-- RECORDS follows --
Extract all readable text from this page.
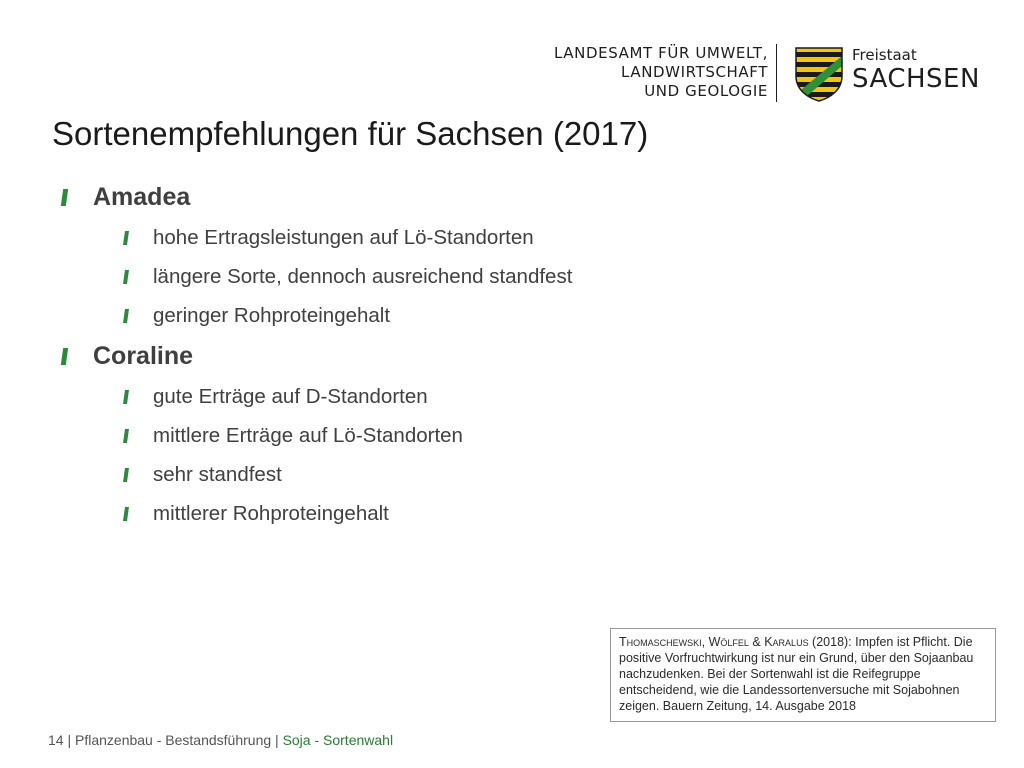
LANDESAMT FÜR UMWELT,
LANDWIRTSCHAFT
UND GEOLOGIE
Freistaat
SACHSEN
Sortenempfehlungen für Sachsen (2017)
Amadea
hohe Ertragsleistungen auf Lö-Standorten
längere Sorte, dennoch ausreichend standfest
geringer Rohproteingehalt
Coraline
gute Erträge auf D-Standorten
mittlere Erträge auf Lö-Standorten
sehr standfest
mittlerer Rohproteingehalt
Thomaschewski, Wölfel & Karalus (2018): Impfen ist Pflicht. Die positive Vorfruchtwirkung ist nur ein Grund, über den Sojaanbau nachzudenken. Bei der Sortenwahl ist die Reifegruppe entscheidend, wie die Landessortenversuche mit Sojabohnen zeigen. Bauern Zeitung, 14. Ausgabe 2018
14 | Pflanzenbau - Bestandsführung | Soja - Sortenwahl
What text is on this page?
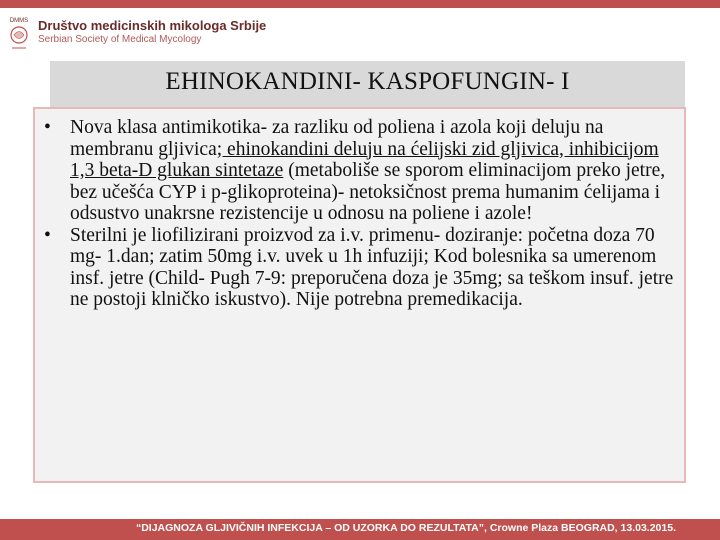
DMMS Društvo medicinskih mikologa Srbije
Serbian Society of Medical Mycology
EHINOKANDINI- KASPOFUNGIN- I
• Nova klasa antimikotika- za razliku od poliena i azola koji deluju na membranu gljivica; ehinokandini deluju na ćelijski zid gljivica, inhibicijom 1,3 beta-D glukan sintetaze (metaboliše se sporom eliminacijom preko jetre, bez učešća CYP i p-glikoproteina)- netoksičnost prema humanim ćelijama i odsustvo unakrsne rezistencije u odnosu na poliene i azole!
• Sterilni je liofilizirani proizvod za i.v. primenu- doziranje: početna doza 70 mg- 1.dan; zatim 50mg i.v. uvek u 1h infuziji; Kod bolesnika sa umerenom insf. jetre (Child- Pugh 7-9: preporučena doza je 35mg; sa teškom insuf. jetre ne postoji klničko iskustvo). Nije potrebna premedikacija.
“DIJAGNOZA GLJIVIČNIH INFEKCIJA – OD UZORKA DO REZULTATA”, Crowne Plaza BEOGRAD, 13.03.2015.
-- RECORDS concluded --
EXERCISE PROMPT — Please set the records down again exactly as written. The pictures should not be included.

THE ANSWER —
Extract all readable text from this page.
LANDESAMT FÜR UMWELT,
LANDWIRTSCHAFT
UND GEOLOGIE
Freistaat
SACHSEN
Sortenempfehlungen für Sachsen (2017)
Amadea
hohe Ertragsleistungen auf Lö-Standorten
längere Sorte, dennoch ausreichend standfest
geringer Rohproteingehalt
Coraline
gute Erträge auf D-Standorten
mittlere Erträge auf Lö-Standorten
sehr standfest
mittlerer Rohproteingehalt
Thomaschewski, Wölfel & Karalus (2018): Impfen ist Pflicht. Die positive Vorfruchtwirkung ist nur ein Grund, über den Sojaanbau nachzudenken. Bei der Sortenwahl ist die Reifegruppe entscheidend, wie die Landessortenversuche mit Sojabohnen zeigen. Bauern Zeitung, 14. Ausgabe 2018
14 | Pflanzenbau - Bestandsführung | Soja - Sortenwahl
What text is on this page?
DMMS Društvo medicinskih mikologa Srbije
Serbian Society of Medical Mycology
EHINOKANDINI- KASPOFUNGIN- I
• Nova klasa antimikotika- za razliku od poliena i azola koji deluju na membranu gljivica; ehinokandini deluju na ćelijski zid gljivica, inhibicijom 1,3 beta-D glukan sintetaze (metaboliše se sporom eliminacijom preko jetre, bez učešća CYP i p-glikoproteina)- netoksičnost prema humanim ćelijama i odsustvo unakrsne rezistencije u odnosu na poliene i azole!
• Sterilni je liofilizirani proizvod za i.v. primenu- doziranje: početna doza 70 mg- 1.dan; zatim 50mg i.v. uvek u 1h infuziji; Kod bolesnika sa umerenom insf. jetre (Child- Pugh 7-9: preporučena doza je 35mg; sa teškom insuf. jetre ne postoji klničko iskustvo). Nije potrebna premedikacija.
“DIJAGNOZA GLJIVIČNIH INFEKCIJA – OD UZORKA DO REZULTATA”, Crowne Plaza BEOGRAD, 13.03.2015.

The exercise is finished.